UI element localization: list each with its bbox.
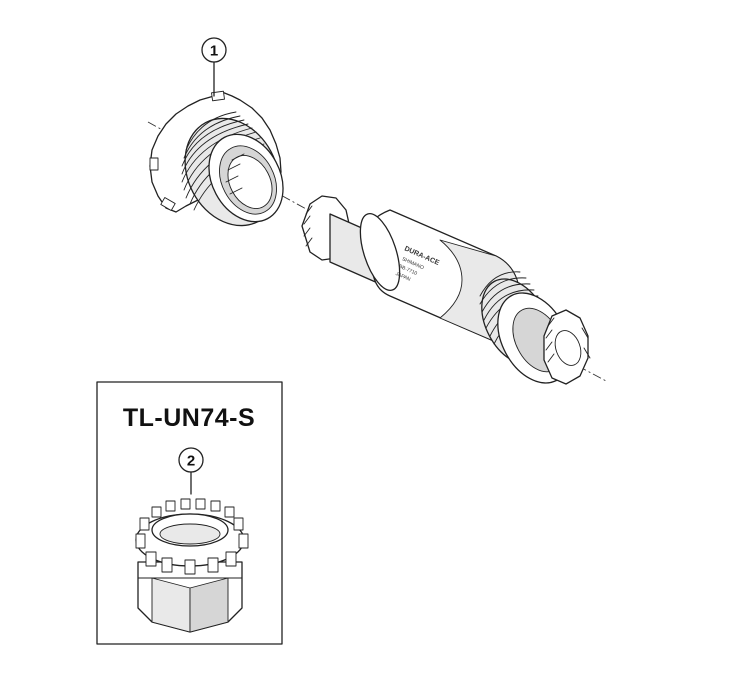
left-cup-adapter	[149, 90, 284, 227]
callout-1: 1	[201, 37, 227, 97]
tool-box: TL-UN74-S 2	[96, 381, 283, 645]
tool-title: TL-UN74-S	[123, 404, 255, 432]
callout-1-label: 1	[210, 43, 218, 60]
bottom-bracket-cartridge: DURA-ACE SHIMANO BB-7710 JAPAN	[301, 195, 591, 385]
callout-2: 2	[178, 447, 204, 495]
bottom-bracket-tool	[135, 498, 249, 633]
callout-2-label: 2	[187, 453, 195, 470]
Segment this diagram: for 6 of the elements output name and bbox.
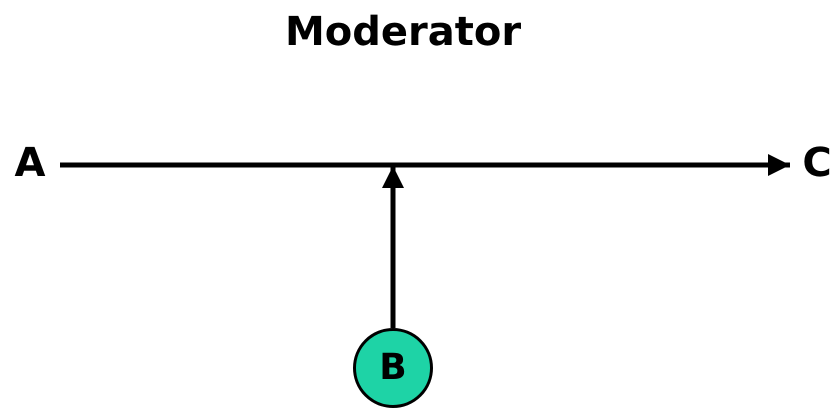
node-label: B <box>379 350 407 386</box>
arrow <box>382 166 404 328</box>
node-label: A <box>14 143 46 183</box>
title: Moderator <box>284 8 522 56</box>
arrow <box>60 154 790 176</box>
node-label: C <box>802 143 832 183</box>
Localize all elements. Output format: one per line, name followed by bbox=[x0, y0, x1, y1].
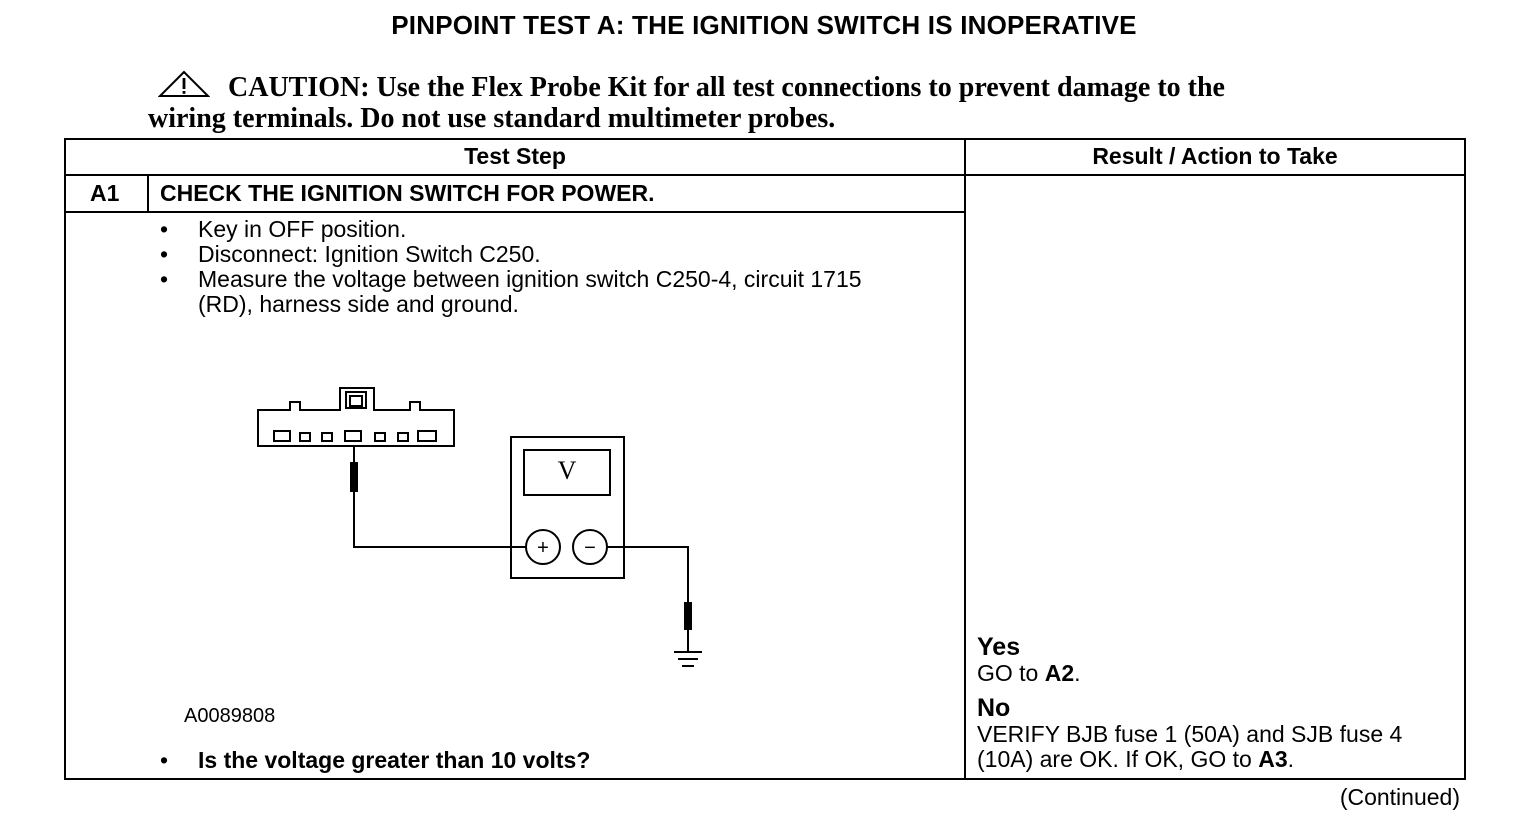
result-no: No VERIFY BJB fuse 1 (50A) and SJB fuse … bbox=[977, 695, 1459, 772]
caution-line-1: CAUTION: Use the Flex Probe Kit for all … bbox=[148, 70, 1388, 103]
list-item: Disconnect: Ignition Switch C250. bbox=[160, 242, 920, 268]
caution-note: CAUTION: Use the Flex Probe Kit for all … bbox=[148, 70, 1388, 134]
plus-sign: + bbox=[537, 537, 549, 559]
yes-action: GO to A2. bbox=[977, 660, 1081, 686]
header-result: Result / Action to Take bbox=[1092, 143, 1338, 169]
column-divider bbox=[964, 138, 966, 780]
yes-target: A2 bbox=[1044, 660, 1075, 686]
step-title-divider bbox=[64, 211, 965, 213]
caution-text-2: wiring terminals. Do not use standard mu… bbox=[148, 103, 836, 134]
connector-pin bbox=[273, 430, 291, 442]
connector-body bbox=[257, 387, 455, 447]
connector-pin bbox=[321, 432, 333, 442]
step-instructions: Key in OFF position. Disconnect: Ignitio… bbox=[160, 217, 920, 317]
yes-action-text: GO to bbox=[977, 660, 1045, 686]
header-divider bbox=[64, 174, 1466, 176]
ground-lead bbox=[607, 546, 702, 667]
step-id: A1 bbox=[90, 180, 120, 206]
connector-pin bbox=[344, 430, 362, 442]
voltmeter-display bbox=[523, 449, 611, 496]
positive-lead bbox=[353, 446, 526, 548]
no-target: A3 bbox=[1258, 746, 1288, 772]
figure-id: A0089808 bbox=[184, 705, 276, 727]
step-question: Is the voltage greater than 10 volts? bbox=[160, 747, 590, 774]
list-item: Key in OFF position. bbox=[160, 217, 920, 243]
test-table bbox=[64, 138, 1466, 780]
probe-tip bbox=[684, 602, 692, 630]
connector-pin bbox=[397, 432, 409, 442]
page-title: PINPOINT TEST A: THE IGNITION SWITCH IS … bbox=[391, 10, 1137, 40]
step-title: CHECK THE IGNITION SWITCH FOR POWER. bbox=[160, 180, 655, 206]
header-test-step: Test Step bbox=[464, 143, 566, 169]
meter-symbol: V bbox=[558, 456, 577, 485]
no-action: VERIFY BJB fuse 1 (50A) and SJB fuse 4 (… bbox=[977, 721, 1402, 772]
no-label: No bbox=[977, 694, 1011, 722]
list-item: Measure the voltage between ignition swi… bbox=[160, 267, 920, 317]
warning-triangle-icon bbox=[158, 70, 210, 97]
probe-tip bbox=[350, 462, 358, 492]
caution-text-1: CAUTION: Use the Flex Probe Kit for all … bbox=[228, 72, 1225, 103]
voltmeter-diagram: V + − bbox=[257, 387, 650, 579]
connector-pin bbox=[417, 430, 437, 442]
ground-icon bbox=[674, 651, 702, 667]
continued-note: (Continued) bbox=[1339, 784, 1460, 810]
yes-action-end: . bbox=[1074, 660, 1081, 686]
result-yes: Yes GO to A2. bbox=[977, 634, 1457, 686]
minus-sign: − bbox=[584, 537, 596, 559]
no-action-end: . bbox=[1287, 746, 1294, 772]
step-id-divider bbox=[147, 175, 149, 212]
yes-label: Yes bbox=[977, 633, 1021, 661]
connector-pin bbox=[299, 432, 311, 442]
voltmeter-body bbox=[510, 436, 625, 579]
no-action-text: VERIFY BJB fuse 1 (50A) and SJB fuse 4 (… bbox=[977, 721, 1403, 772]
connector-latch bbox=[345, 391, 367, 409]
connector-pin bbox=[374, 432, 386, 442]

...

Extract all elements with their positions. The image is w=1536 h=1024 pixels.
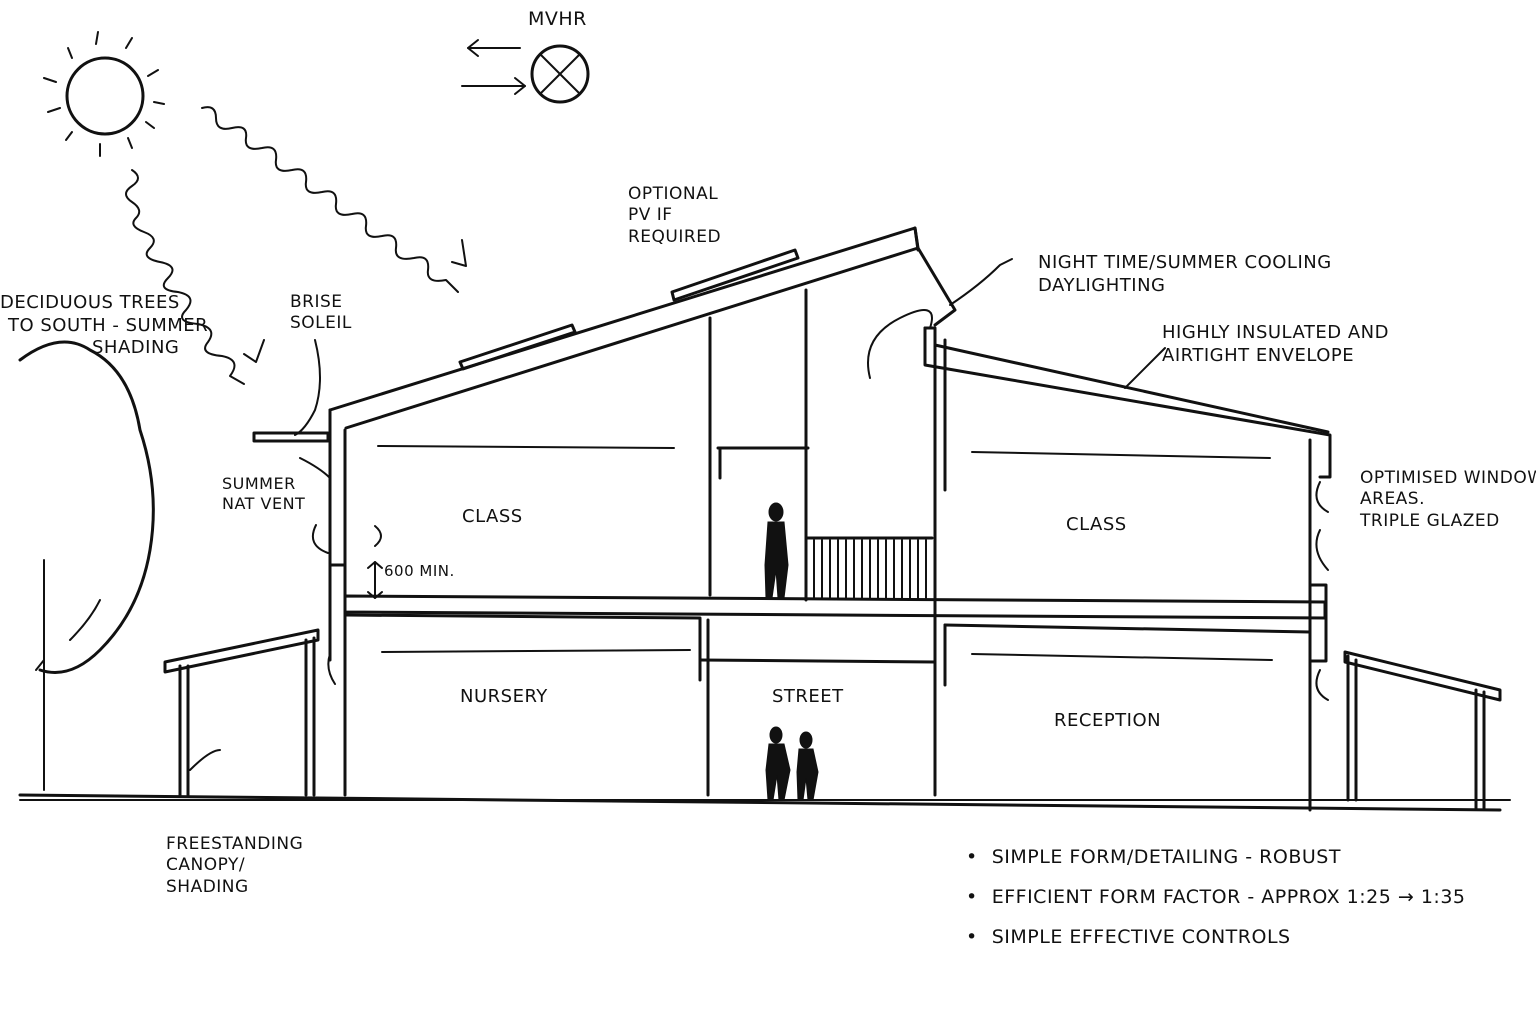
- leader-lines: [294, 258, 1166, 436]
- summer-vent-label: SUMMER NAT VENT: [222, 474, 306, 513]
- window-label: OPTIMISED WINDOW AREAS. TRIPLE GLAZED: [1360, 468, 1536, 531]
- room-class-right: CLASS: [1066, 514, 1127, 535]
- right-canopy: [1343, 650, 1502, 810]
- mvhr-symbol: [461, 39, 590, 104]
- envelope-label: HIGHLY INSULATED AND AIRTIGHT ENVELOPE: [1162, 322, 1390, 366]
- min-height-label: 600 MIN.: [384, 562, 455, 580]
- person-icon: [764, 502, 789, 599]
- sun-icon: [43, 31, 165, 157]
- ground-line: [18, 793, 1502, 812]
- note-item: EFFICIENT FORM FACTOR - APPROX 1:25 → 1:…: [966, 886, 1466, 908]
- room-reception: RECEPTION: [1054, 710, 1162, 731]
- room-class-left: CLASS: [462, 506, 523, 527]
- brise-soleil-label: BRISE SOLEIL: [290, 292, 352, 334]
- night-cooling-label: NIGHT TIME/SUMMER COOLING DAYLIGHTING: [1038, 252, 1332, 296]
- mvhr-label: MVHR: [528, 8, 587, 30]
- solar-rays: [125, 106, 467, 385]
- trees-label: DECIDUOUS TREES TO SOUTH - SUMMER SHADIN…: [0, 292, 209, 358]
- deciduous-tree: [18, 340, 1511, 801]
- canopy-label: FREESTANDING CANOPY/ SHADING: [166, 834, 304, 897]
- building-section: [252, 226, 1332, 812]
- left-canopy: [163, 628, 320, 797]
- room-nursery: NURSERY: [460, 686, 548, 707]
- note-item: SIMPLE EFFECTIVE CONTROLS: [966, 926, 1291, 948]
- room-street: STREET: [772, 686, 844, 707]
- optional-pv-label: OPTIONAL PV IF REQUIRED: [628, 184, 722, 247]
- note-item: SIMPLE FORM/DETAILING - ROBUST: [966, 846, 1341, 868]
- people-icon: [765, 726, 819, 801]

--

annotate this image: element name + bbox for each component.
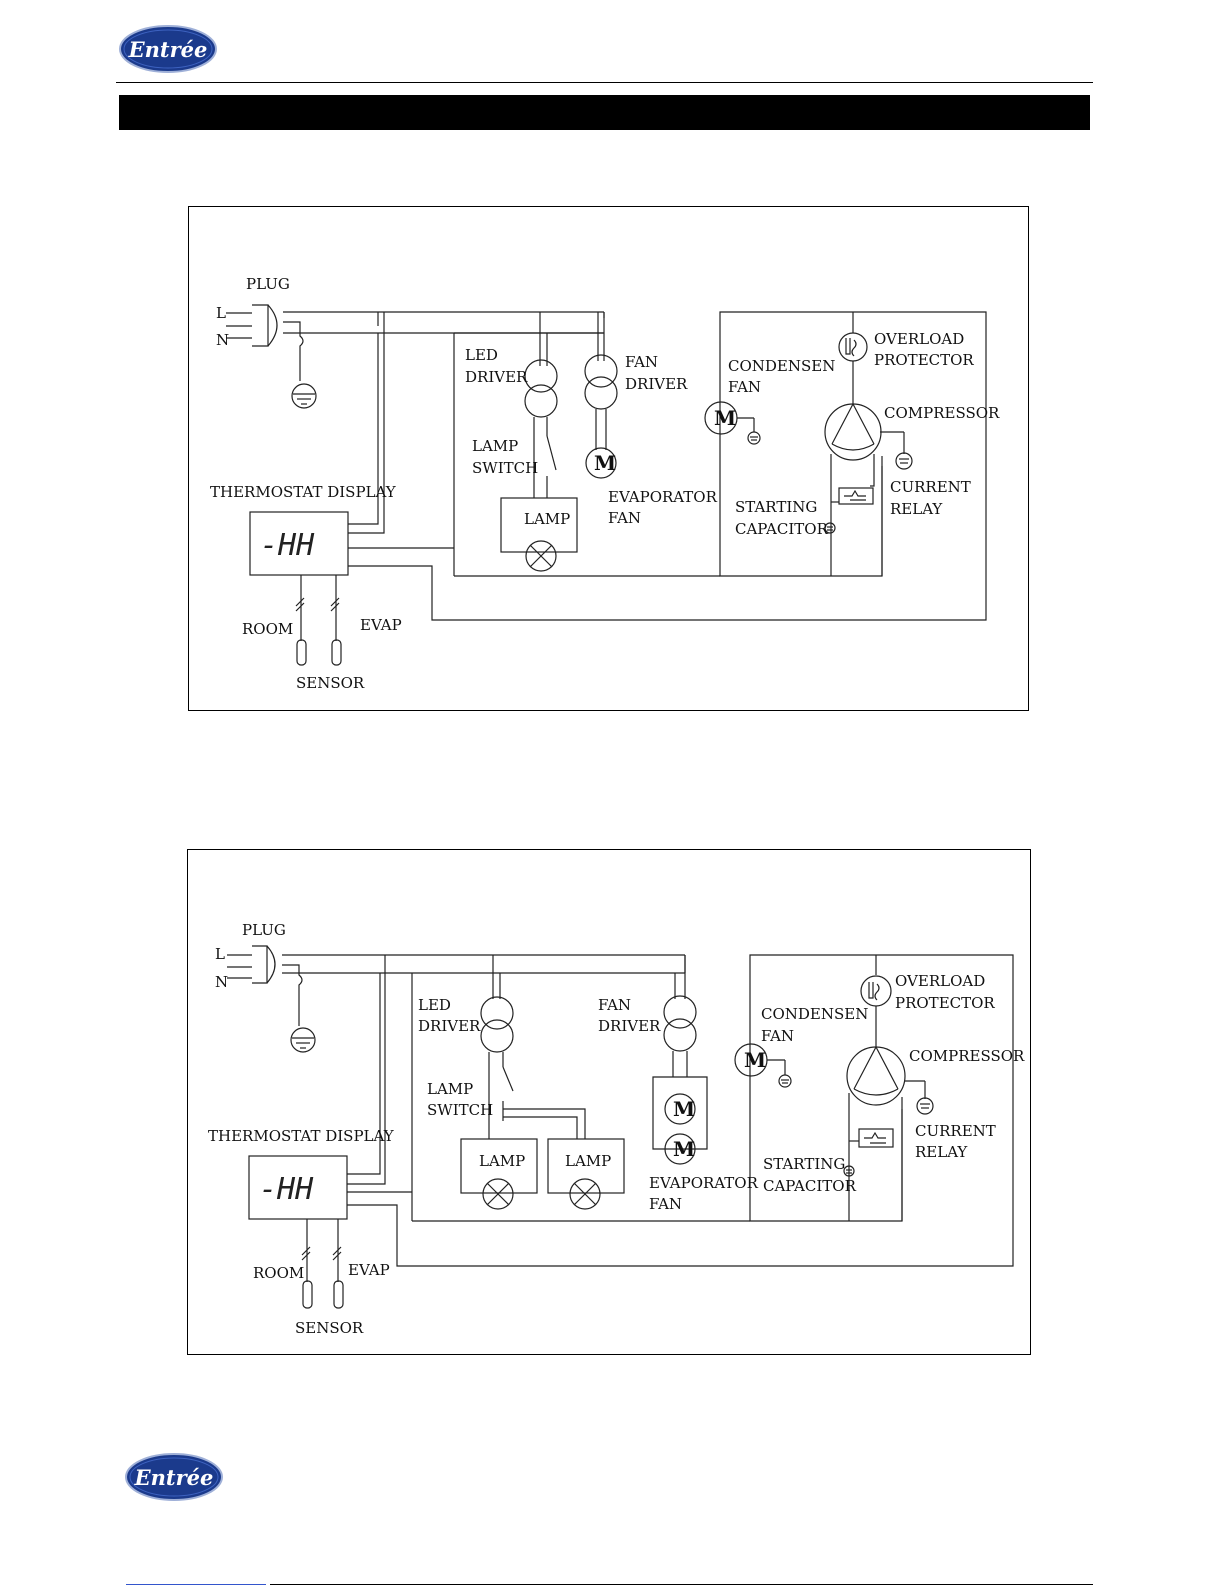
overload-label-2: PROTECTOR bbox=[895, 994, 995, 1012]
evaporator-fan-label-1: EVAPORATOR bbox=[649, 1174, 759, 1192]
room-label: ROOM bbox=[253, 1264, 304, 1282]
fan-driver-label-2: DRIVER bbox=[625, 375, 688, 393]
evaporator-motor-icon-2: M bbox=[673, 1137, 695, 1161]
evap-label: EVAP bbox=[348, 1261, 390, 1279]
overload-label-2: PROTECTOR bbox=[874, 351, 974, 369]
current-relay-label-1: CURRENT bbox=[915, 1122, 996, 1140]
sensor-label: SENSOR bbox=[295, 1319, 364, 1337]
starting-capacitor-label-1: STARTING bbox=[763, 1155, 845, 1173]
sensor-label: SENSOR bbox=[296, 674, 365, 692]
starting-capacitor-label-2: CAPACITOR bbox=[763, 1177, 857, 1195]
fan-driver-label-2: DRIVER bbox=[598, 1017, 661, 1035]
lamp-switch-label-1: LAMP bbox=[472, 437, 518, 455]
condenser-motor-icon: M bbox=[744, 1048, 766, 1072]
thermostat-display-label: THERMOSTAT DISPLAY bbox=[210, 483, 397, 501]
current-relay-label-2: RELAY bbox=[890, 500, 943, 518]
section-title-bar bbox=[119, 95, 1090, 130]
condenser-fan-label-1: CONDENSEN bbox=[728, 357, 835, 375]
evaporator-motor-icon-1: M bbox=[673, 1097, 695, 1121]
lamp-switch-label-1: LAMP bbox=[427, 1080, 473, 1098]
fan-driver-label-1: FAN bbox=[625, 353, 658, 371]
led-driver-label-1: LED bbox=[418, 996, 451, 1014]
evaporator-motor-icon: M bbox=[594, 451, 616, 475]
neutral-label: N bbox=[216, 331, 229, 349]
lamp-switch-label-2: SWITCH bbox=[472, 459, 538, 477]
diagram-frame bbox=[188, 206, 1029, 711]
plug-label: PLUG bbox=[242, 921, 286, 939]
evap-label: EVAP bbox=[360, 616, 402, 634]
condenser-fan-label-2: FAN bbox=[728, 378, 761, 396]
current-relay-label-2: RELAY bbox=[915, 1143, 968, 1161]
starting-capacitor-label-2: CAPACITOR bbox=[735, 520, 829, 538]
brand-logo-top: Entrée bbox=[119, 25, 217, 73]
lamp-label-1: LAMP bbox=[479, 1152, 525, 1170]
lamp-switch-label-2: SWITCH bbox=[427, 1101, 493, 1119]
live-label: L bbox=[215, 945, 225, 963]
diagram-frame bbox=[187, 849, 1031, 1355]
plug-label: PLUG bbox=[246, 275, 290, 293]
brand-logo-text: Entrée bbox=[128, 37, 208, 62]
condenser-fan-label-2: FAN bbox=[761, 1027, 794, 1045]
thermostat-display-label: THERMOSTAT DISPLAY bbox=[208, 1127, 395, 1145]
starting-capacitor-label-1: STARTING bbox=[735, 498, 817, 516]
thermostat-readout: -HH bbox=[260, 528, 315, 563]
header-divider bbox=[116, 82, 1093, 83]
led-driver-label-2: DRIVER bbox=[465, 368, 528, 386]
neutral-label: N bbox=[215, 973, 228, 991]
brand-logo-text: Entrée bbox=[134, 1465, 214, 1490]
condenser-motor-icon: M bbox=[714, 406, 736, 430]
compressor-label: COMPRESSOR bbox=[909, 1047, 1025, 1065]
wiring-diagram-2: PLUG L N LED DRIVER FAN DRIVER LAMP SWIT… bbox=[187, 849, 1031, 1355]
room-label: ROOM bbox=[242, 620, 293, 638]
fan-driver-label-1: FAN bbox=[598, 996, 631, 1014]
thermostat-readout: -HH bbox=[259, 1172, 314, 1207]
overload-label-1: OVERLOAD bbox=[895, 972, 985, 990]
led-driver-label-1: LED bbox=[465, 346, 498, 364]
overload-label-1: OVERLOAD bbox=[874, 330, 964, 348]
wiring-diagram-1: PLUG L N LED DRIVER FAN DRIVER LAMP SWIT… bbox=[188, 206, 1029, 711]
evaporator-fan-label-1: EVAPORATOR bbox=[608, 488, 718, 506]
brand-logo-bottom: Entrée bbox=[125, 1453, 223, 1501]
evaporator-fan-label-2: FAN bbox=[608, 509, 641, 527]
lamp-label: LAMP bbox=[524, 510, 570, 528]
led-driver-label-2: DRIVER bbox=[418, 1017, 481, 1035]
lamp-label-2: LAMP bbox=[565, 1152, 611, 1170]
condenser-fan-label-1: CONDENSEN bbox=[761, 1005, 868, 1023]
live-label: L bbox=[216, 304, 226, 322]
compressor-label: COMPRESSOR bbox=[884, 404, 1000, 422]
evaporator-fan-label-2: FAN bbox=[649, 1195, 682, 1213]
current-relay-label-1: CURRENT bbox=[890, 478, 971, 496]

» Task to complete
Print, without any change, the lines between the one holding "result-no: No VERIFY" and the one holding "yes-action: GO to", inclusive.

» Result of the task
result-no: No VERIFY BJB fuse 1 (50A) and SJB fuse … bbox=[977, 695, 1459, 772]
caution-line-1: CAUTION: Use the Flex Probe Kit for all … bbox=[148, 70, 1388, 103]
list-item: Disconnect: Ignition Switch C250. bbox=[160, 242, 920, 268]
caution-note: CAUTION: Use the Flex Probe Kit for all … bbox=[148, 70, 1388, 134]
plus-sign: + bbox=[537, 537, 549, 559]
yes-action: GO to A2. bbox=[977, 660, 1081, 686]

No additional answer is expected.